GIVEN EXERCISE:
Each of the entries should be retyped precisely as it appears.

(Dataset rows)
start
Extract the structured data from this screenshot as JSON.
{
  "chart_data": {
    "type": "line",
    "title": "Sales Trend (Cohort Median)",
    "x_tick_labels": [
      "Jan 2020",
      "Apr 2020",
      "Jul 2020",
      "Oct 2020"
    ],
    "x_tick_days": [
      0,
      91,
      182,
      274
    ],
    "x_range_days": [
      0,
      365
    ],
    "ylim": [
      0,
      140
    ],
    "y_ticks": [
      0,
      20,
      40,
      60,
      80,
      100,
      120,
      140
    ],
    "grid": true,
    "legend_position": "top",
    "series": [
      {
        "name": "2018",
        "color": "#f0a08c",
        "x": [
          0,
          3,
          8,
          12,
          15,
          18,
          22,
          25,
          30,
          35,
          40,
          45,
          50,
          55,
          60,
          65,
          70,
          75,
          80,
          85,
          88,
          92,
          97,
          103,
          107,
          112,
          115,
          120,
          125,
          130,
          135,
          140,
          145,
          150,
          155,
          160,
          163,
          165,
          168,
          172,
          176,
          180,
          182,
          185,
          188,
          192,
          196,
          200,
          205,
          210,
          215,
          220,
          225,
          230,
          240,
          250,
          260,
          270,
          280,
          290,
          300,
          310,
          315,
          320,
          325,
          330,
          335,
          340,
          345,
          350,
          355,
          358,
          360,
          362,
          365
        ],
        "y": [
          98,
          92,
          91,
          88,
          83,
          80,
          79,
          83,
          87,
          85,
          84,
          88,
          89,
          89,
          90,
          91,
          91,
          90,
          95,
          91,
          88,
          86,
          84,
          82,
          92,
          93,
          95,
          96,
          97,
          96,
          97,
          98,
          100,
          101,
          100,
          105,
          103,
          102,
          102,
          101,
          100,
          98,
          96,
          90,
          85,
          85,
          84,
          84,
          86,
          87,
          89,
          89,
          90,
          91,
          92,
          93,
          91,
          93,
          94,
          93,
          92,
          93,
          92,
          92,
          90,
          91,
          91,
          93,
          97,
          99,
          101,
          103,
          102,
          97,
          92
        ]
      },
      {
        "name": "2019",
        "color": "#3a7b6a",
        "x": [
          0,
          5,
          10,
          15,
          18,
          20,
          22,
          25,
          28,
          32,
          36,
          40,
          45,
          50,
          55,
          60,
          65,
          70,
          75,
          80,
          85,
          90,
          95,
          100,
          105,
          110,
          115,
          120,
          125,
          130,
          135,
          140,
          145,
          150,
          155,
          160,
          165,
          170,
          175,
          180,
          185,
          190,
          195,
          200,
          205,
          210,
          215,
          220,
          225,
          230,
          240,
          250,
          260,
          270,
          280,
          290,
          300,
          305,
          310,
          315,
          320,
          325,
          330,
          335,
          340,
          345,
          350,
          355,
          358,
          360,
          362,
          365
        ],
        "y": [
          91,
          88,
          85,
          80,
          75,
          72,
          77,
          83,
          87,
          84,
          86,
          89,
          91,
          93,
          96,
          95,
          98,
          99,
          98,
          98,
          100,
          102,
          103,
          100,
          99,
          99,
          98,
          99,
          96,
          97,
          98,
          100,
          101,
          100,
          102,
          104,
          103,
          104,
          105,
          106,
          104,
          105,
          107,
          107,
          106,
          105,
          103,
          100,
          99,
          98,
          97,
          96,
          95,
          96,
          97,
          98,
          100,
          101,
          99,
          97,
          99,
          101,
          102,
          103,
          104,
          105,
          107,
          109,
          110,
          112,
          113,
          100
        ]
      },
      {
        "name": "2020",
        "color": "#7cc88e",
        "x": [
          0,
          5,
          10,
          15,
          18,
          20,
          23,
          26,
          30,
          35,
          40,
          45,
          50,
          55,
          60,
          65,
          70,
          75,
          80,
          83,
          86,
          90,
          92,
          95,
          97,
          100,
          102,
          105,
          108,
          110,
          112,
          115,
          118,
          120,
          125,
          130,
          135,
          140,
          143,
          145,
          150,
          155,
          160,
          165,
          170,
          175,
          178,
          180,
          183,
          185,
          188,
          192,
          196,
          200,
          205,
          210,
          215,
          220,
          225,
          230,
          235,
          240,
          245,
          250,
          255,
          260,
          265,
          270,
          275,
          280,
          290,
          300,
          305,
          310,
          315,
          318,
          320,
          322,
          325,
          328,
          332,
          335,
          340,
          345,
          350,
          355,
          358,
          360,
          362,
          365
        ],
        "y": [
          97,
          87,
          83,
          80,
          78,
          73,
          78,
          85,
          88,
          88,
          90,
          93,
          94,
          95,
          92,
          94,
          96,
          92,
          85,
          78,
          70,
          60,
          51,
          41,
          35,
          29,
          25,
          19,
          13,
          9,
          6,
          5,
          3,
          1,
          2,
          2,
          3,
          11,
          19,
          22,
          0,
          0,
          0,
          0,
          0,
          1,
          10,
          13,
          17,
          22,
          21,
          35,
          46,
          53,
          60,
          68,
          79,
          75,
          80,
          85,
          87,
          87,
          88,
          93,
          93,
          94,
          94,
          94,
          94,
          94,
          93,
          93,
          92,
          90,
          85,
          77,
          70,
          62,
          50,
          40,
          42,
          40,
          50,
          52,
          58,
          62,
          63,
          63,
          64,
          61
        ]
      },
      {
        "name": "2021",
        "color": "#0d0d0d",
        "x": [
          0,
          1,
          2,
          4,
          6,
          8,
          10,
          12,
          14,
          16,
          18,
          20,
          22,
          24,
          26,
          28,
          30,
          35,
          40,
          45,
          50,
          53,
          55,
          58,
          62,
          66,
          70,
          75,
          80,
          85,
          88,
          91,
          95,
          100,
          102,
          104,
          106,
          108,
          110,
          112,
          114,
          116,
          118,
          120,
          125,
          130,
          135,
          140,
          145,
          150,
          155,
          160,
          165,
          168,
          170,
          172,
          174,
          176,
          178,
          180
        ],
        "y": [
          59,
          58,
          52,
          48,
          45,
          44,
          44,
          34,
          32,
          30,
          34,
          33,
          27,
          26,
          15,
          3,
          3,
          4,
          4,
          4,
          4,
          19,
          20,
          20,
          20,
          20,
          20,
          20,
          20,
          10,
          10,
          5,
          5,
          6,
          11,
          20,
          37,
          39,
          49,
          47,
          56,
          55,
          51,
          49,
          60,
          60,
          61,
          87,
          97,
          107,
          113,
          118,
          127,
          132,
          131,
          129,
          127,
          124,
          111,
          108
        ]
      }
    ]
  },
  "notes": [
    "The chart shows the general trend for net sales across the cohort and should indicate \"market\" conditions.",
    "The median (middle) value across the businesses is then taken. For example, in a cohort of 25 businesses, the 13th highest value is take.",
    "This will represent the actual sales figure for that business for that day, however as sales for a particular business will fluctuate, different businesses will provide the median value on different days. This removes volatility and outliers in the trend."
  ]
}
end
RESULT OF THIS TASK:
Extract the structured data from this screenshot as JSON.
{
  "chart_data": {
    "type": "line",
    "title": "Sales Trend (Cohort Median)",
    "x_tick_labels": [
      "Jan 2020",
      "Apr 2020",
      "Jul 2020",
      "Oct 2020"
    ],
    "x_tick_days": [
      0,
      91,
      182,
      274
    ],
    "x_range_days": [
      0,
      365
    ],
    "ylim": [
      0,
      140
    ],
    "y_ticks": [
      0,
      20,
      40,
      60,
      80,
      100,
      120,
      140
    ],
    "grid": true,
    "legend_position": "top",
    "series": [
      {
        "name": "2018",
        "color": "#f0a08c",
        "x": [
          0,
          3,
          8,
          12,
          15,
          18,
          22,
          25,
          30,
          35,
          40,
          45,
          50,
          55,
          60,
          65,
          70,
          75,
          80,
          85,
          88,
          92,
          97,
          103,
          107,
          112,
          115,
          120,
          125,
          130,
          135,
          140,
          145,
          150,
          155,
          160,
          163,
          165,
          168,
          172,
          176,
          180,
          182,
          185,
          188,
          192,
          196,
          200,
          205,
          210,
          215,
          220,
          225,
          230,
          240,
          250,
          260,
          270,
          280,
          290,
          300,
          310,
          315,
          320,
          325,
          330,
          335,
          340,
          345,
          350,
          355,
          358,
          360,
          362,
          365
        ],
        "y": [
          98,
          92,
          91,
          88,
          83,
          80,
          79,
          83,
          87,
          85,
          84,
          88,
          89,
          89,
          90,
          91,
          91,
          90,
          95,
          91,
          88,
          86,
          84,
          82,
          92,
          93,
          95,
          96,
          97,
          96,
          97,
          98,
          100,
          101,
          100,
          105,
          103,
          102,
          102,
          101,
          100,
          98,
          96,
          90,
          85,
          85,
          84,
          84,
          86,
          87,
          89,
          89,
          90,
          91,
          92,
          93,
          91,
          93,
          94,
          93,
          92,
          93,
          92,
          92,
          90,
          91,
          91,
          93,
          97,
          99,
          101,
          103,
          102,
          97,
          92
        ]
      },
      {
        "name": "2019",
        "color": "#3a7b6a",
        "x": [
          0,
          5,
          10,
          15,
          18,
          20,
          22,
          25,
          28,
          32,
          36,
          40,
          45,
          50,
          55,
          60,
          65,
          70,
          75,
          80,
          85,
          90,
          95,
          100,
          105,
          110,
          115,
          120,
          125,
          130,
          135,
          140,
          145,
          150,
          155,
          160,
          165,
          170,
          175,
          180,
          185,
          190,
          195,
          200,
          205,
          210,
          215,
          220,
          225,
          230,
          240,
          250,
          260,
          270,
          280,
          290,
          300,
          305,
          310,
          315,
          320,
          325,
          330,
          335,
          340,
          345,
          350,
          355,
          358,
          360,
          362,
          365
        ],
        "y": [
          91,
          88,
          85,
          80,
          75,
          72,
          77,
          83,
          87,
          84,
          86,
          89,
          91,
          93,
          96,
          95,
          98,
          99,
          98,
          98,
          100,
          102,
          103,
          100,
          99,
          99,
          98,
          99,
          96,
          97,
          98,
          100,
          101,
          100,
          102,
          104,
          103,
          104,
          105,
          106,
          104,
          105,
          107,
          107,
          106,
          105,
          103,
          100,
          99,
          98,
          97,
          96,
          95,
          96,
          97,
          98,
          100,
          101,
          99,
          97,
          99,
          101,
          102,
          103,
          104,
          105,
          107,
          109,
          110,
          112,
          113,
          100
        ]
      },
      {
        "name": "2020",
        "color": "#7cc88e",
        "x": [
          0,
          5,
          10,
          15,
          18,
          20,
          23,
          26,
          30,
          35,
          40,
          45,
          50,
          55,
          60,
          65,
          70,
          75,
          80,
          83,
          86,
          90,
          92,
          95,
          97,
          100,
          102,
          105,
          108,
          110,
          112,
          115,
          118,
          120,
          125,
          130,
          135,
          140,
          143,
          145,
          150,
          155,
          160,
          165,
          170,
          175,
          178,
          180,
          183,
          185,
          188,
          192,
          196,
          200,
          205,
          210,
          215,
          220,
          225,
          230,
          235,
          240,
          245,
          250,
          255,
          260,
          265,
          270,
          275,
          280,
          290,
          300,
          305,
          310,
          315,
          318,
          320,
          322,
          325,
          328,
          332,
          335,
          340,
          345,
          350,
          355,
          358,
          360,
          362,
          365
        ],
        "y": [
          97,
          87,
          83,
          80,
          78,
          73,
          78,
          85,
          88,
          88,
          90,
          93,
          94,
          95,
          92,
          94,
          96,
          92,
          85,
          78,
          70,
          60,
          51,
          41,
          35,
          29,
          25,
          19,
          13,
          9,
          6,
          5,
          3,
          1,
          2,
          2,
          3,
          11,
          19,
          22,
          0,
          0,
          0,
          0,
          0,
          1,
          10,
          13,
          17,
          22,
          21,
          35,
          46,
          53,
          60,
          68,
          79,
          75,
          80,
          85,
          87,
          87,
          88,
          93,
          93,
          94,
          94,
          94,
          94,
          94,
          93,
          93,
          92,
          90,
          85,
          77,
          70,
          62,
          50,
          40,
          42,
          40,
          50,
          52,
          58,
          62,
          63,
          63,
          64,
          61
        ]
      },
      {
        "name": "2021",
        "color": "#0d0d0d",
        "x": [
          0,
          1,
          2,
          4,
          6,
          8,
          10,
          12,
          14,
          16,
          18,
          20,
          22,
          24,
          26,
          28,
          30,
          35,
          40,
          45,
          50,
          53,
          55,
          58,
          62,
          66,
          70,
          75,
          80,
          85,
          88,
          91,
          95,
          100,
          102,
          104,
          106,
          108,
          110,
          112,
          114,
          116,
          118,
          120,
          125,
          130,
          135,
          140,
          145,
          150,
          155,
          160,
          165,
          168,
          170,
          172,
          174,
          176,
          178,
          180
        ],
        "y": [
          59,
          58,
          52,
          48,
          45,
          44,
          44,
          34,
          32,
          30,
          34,
          33,
          27,
          26,
          15,
          3,
          3,
          4,
          4,
          4,
          4,
          19,
          20,
          20,
          20,
          20,
          20,
          20,
          20,
          10,
          10,
          5,
          5,
          6,
          11,
          20,
          37,
          39,
          49,
          47,
          56,
          55,
          51,
          49,
          60,
          60,
          61,
          87,
          97,
          107,
          113,
          118,
          127,
          132,
          131,
          129,
          127,
          124,
          111,
          108
        ]
      }
    ]
  },
  "notes": [
    "The chart shows the general trend for net sales across the cohort and should indicate \"market\" conditions.",
    "The median (middle) value across the businesses is then taken. For example, in a cohort of 25 businesses, the 13th highest value is take.",
    "This will represent the actual sales figure for that business for that day, however as sales for a particular business will fluctuate, different businesses will provide the median value on different days. This removes volatility and outliers in the trend."
  ]
}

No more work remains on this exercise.